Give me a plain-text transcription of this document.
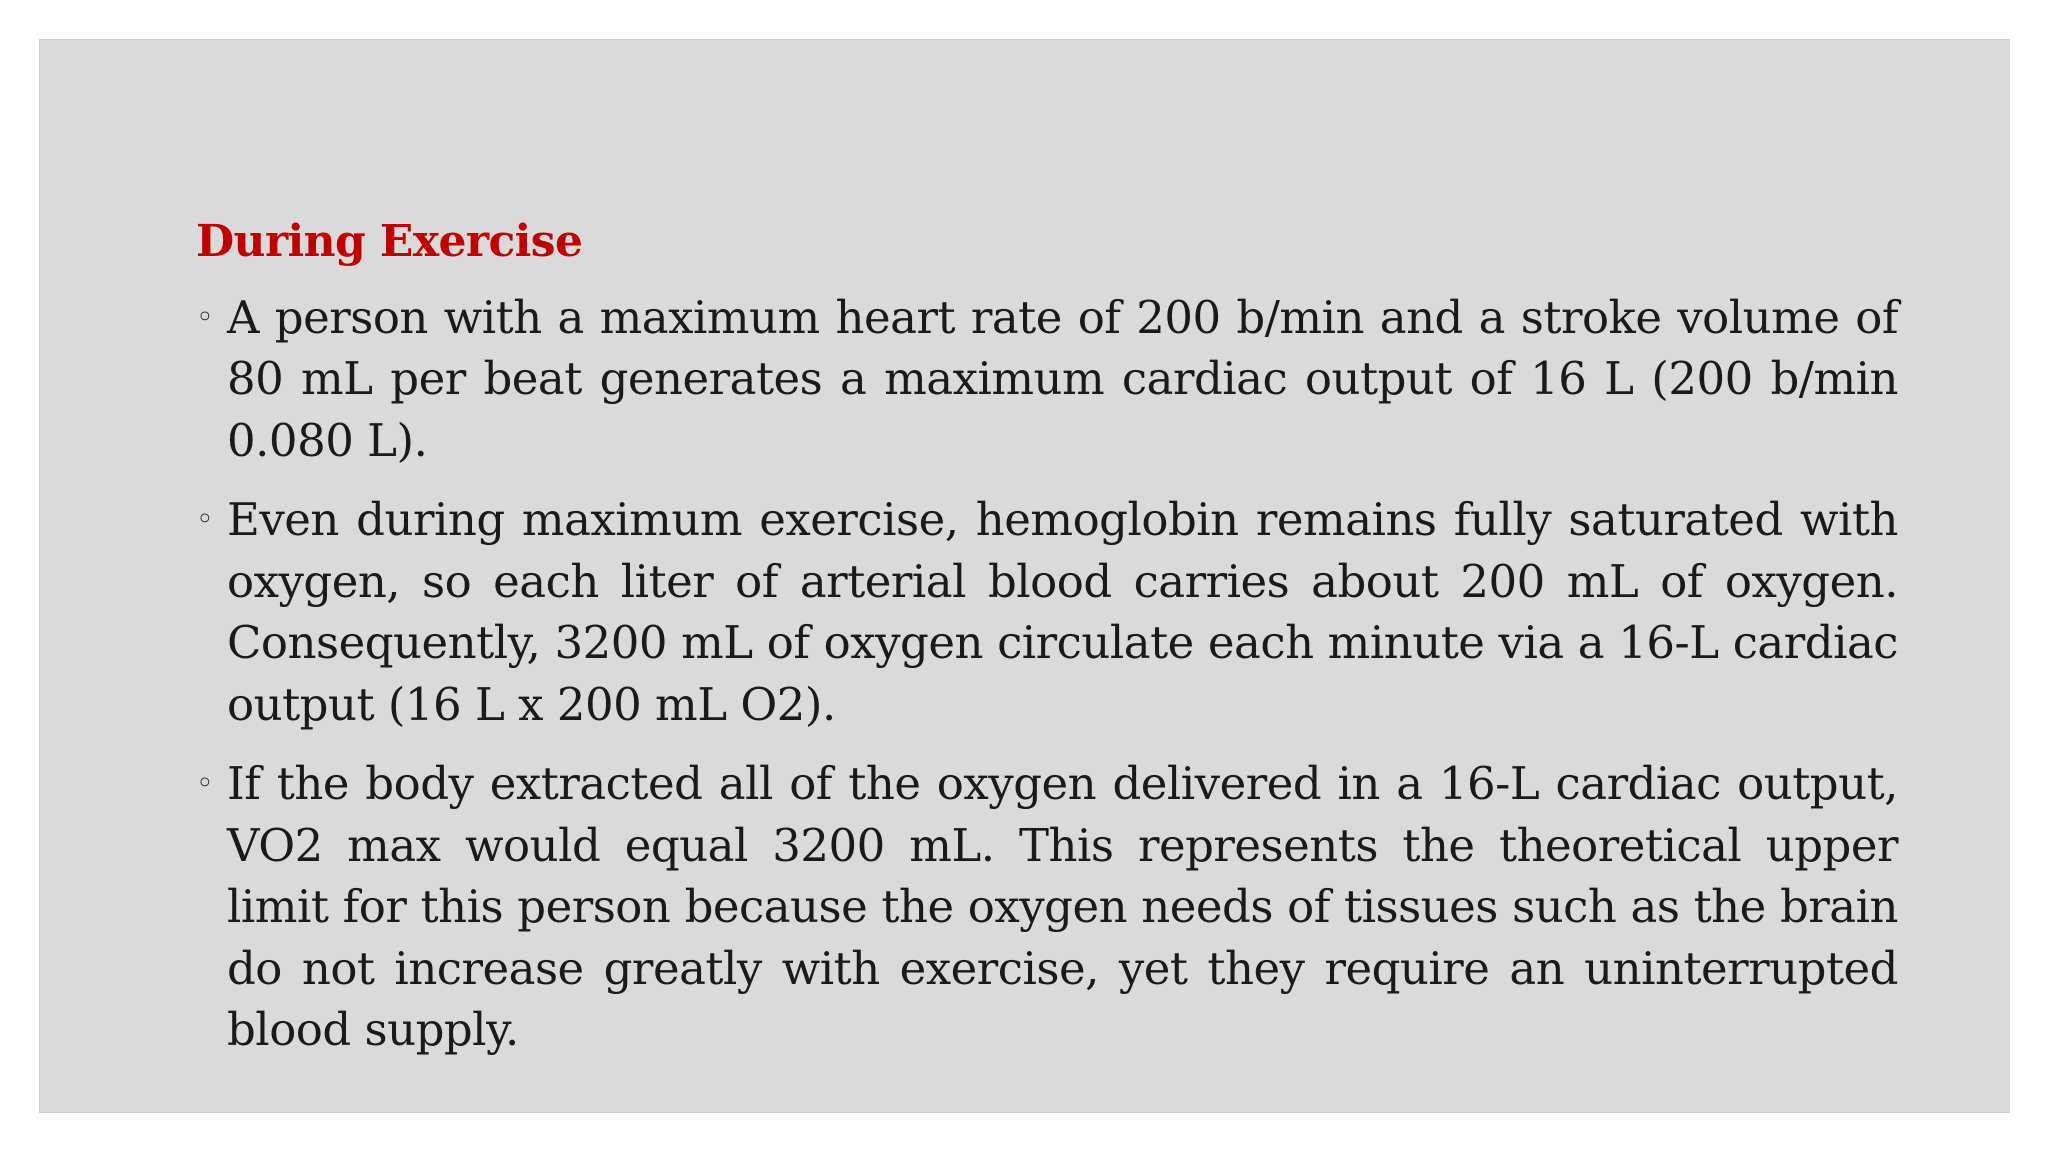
During Exercise
◦ A person with a maximum heart rate of 200 b/min and a stroke volume of 80 mL per beat generates a maximum cardiac output of 16 L (200 b/min 0.080 L).
◦ Even during maximum exercise, hemoglobin remains fully saturated with oxygen, so each liter of arterial blood carries about 200 mL of oxygen. Consequently, 3200 mL of oxygen circulate each minute via a 16-L cardiac output (16 L x 200 mL O2).
◦ If the body extracted all of the oxygen delivered in a 16-L cardiac output, VO2 max would equal 3200 mL. This represents the theoretical upper limit for this person because the oxygen needs of tissues such as the brain do not increase greatly with exercise, yet they require an uninterrupted blood supply.
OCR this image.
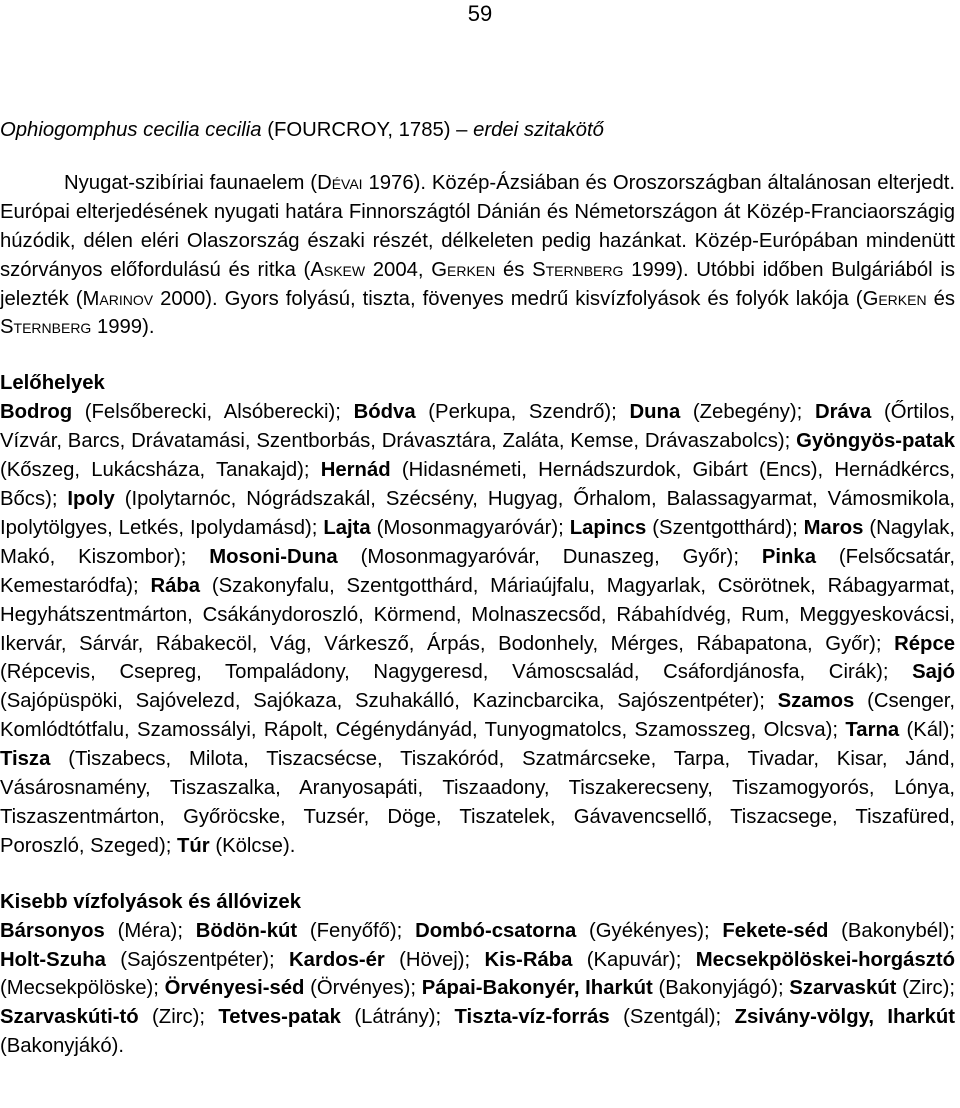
59
Ophiogomphus cecilia cecilia (FOURCROY, 1785) – erdei szitakötő

Nyugat-szibíriai faunaelem (Dévai 1976). Közép-Ázsiában és Oroszországban általánosan elterjedt. Európai elterjedésének nyugati határa Finnországtól Dánián és Németországon át Közép-Franciaországig húzódik, délen eléri Olaszország északi részét, délkeleten pedig hazánkat. Közép-Európában mindenütt szórványos előfordulású és ritka (Askew 2004, Gerken és Sternberg 1999). Utóbbi időben Bulgáriából is jelezték (Marinov 2000). Gyors folyású, tiszta, fövenyes medrű kisvízfolyások és folyók lakója (Gerken és Sternberg 1999).

Lelőhelyek

Bodrog (Felsőberecki, Alsóberecki); Bódva (Perkupa, Szendrő); Duna (Zebegény); Dráva (Őrtilos, Vízvár, Barcs, Drávatamási, Szentborbás, Drávasztára, Zaláta, Kemse, Drávaszabolcs); Gyöngyös-patak (Kőszeg, Lukácsháza, Tanakajd); Hernád (Hidasnémeti, Hernádszurdok, Gibárt (Encs), Hernádkércs, Bőcs); Ipoly (Ipolytarnóc, Nógrádszakál, Szécsény, Hugyag, Őrhalom, Balassagyarmat, Vámosmikola, Ipolytölgyes, Letkés, Ipolydamásd); Lajta (Mosonmagyaróvár); Lapincs (Szentgotthárd); Maros (Nagylak, Makó, Kiszombor); Mosoni-Duna (Mosonmagyaróvár, Dunaszeg, Győr); Pinka (Felsőcsatár, Kemestaródfa); Rába (Szakonyfalu, Szentgotthárd, Máriaújfalu, Magyarlak, Csörötnek, Rábagyarmat, Hegyhátszentmárton, Csákánydoroszló, Körmend, Molnaszecsőd, Rábahídvég, Rum, Meggyeskovácsi, Ikervár, Sárvár, Rábakecöl, Vág, Várkesző, Árpás, Bodonhely, Mérges, Rábapatona, Győr); Répce (Répcevis, Csepreg, Tompaládony, Nagygeresd, Vámoscsalád, Csáfordjánosfa, Cirák); Sajó (Sajópüspöki, Sajóvelezd, Sajókaza, Szuhakálló, Kazincbarcika, Sajószentpéter); Szamos (Csenger, Komlódtótfalu, Szamossályi, Rápolt, Cégénydányád, Tunyogmatolcs, Szamosszeg, Olcsva); Tarna (Kál); Tisza (Tiszabecs, Milota, Tiszacsécse, Tiszakóród, Szatmárcseke, Tarpa, Tivadar, Kisar, Jánd, Vásárosnamény, Tiszaszalka, Aranyosapáti, Tiszaadony, Tiszakerecseny, Tiszamogyorós, Lónya, Tiszaszentmárton, Győröcske, Tuzsér, Döge, Tiszatelek, Gávavencsellő, Tiszacsege, Tiszafüred, Poroszló, Szeged); Túr (Kölcse).

Kisebb vízfolyások és állóvizek

Bársonyos (Méra); Bödön-kút (Fenyőfő); Dombó-csatorna (Gyékényes); Fekete-séd (Bakonybél); Holt-Szuha (Sajószentpéter); Kardos-ér (Hövej); Kis-Rába (Kapuvár); Mecsekpölöskei-horgásztó (Mecsekpölöske); Örvényesi-séd (Örvényes); Pápai-Bakonyér, Iharkút (Bakonyjágó); Szarvaskút (Zirc); Szarvaskúti-tó (Zirc); Tetves-patak (Látrány); Tiszta-víz-forrás (Szentgál); Zsivány-völgy, Iharkút (Bakonyjákó).
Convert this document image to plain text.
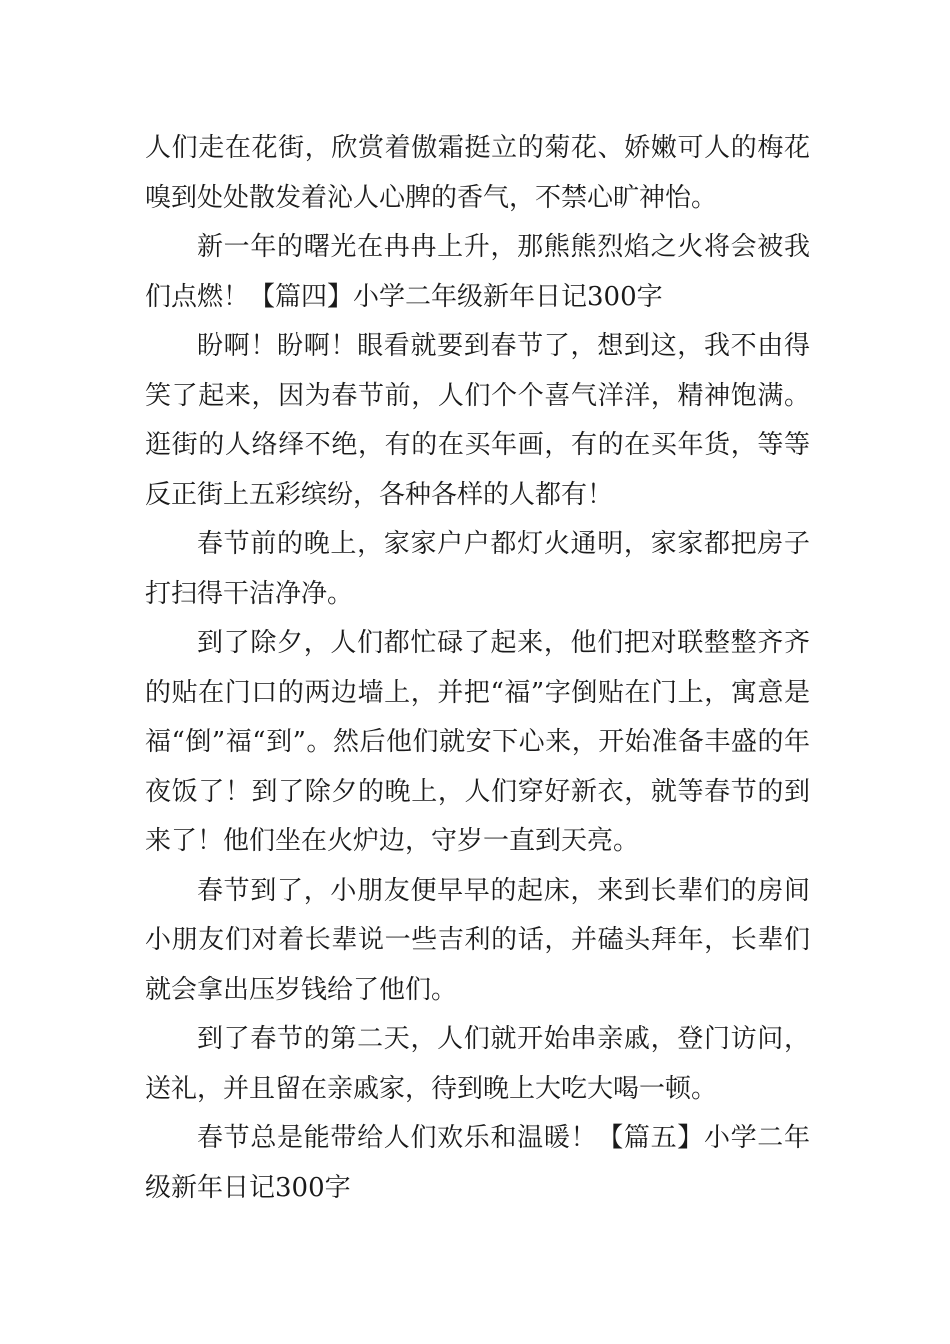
人们走在花街，欣赏着傲霜挺立的菊花、娇嫩可人的梅花嗅到处处散发着沁人心脾的香气，不禁心旷神怡。

新一年的曙光在冉冉上升，那熊熊烈焰之火将会被我们点燃！【篇四】小学二年级新年日记300字

盼啊！盼啊！眼看就要到春节了，想到这，我不由得笑了起来，因为春节前，人们个个喜气洋洋，精神饱满。逛街的人络绎不绝，有的在买年画，有的在买年货，等等反正街上五彩缤纷，各种各样的人都有！

春节前的晚上，家家户户都灯火通明，家家都把房子打扫得干洁净净。

到了除夕，人们都忙碌了起来，他们把对联整整齐齐的贴在门口的两边墙上，并把“福”字倒贴在门上，寓意是福“倒”福“到”。然后他们就安下心来，开始准备丰盛的年夜饭了！到了除夕的晚上，人们穿好新衣，就等春节的到来了！他们坐在火炉边，守岁一直到天亮。

春节到了，小朋友便早早的起床，来到长辈们的房间小朋友们对着长辈说一些吉利的话，并磕头拜年，长辈们就会拿出压岁钱给了他们。

到了春节的第二天，人们就开始串亲戚，登门访问，送礼，并且留在亲戚家，待到晚上大吃大喝一顿。

春节总是能带给人们欢乐和温暖！【篇五】小学二年级新年日记300字
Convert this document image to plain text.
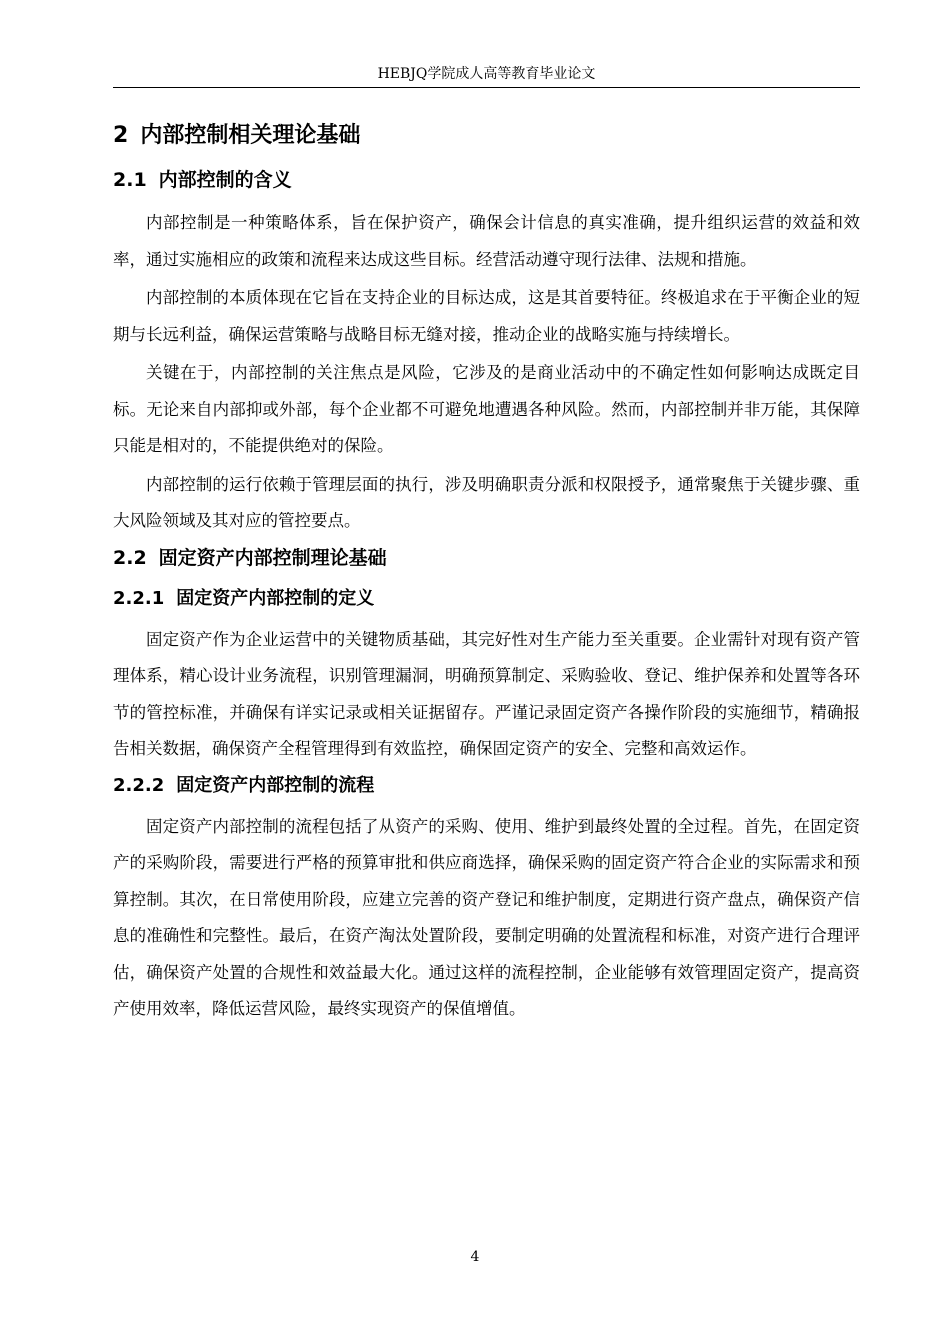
HEBJQ学院成人高等教育毕业论文
2 内部控制相关理论基础
2.1 内部控制的含义

内部控制是一种策略体系，旨在保护资产，确保会计信息的真实准确，提升组织运营的效益和效率，通过实施相应的政策和流程来达成这些目标。经营活动遵守现行法律、法规和措施。

内部控制的本质体现在它旨在支持企业的目标达成，这是其首要特征。终极追求在于平衡企业的短期与长远利益，确保运营策略与战略目标无缝对接，推动企业的战略实施与持续增长。

关键在于，内部控制的关注焦点是风险，它涉及的是商业活动中的不确定性如何影响达成既定目标。无论来自内部抑或外部，每个企业都不可避免地遭遇各种风险。然而，内部控制并非万能，其保障只能是相对的，不能提供绝对的保险。

内部控制的运行依赖于管理层面的执行，涉及明确职责分派和权限授予，通常聚焦于关键步骤、重大风险领域及其对应的管控要点。

2.2 固定资产内部控制理论基础
2.2.1 固定资产内部控制的定义

固定资产作为企业运营中的关键物质基础，其完好性对生产能力至关重要。企业需针对现有资产管理体系，精心设计业务流程，识别管理漏洞，明确预算制定、采购验收、登记、维护保养和处置等各环节的管控标准，并确保有详实记录或相关证据留存。严谨记录固定资产各操作阶段的实施细节，精确报告相关数据，确保资产全程管理得到有效监控，确保固定资产的安全、完整和高效运作。

2.2.2 固定资产内部控制的流程

固定资产内部控制的流程包括了从资产的采购、使用、维护到最终处置的全过程。首先，在固定资产的采购阶段，需要进行严格的预算审批和供应商选择，确保采购的固定资产符合企业的实际需求和预算控制。其次，在日常使用阶段，应建立完善的资产登记和维护制度，定期进行资产盘点，确保资产信息的准确性和完整性。最后，在资产淘汰处置阶段，要制定明确的处置流程和标准，对资产进行合理评估，确保资产处置的合规性和效益最大化。通过这样的流程控制，企业能够有效管理固定资产，提高资产使用效率，降低运营风险，最终实现资产的保值增值。

4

* Exercise prompt:
Identify every line holding the word "with" and copy it out.

* Answer to the exercise:
◦ A person with a maximum heart rate of 200 b/min and a stroke volume of 80 mL per beat generates a maximum cardiac output of 16 L (200 b/min 0.080 L).
◦ Even during maximum exercise, hemoglobin remains fully saturated with oxygen, so each liter of arterial blood carries about 200 mL of oxygen. Consequently, 3200 mL of oxygen circulate each minute via a 16-L cardiac output (16 L x 200 mL O2).
◦ If the body extracted all of the oxygen delivered in a 16-L cardiac output, VO2 max would equal 3200 mL. This represents the theoretical upper limit for this person because the oxygen needs of tissues such as the brain do not increase greatly with exercise, yet they require an uninterrupted blood supply.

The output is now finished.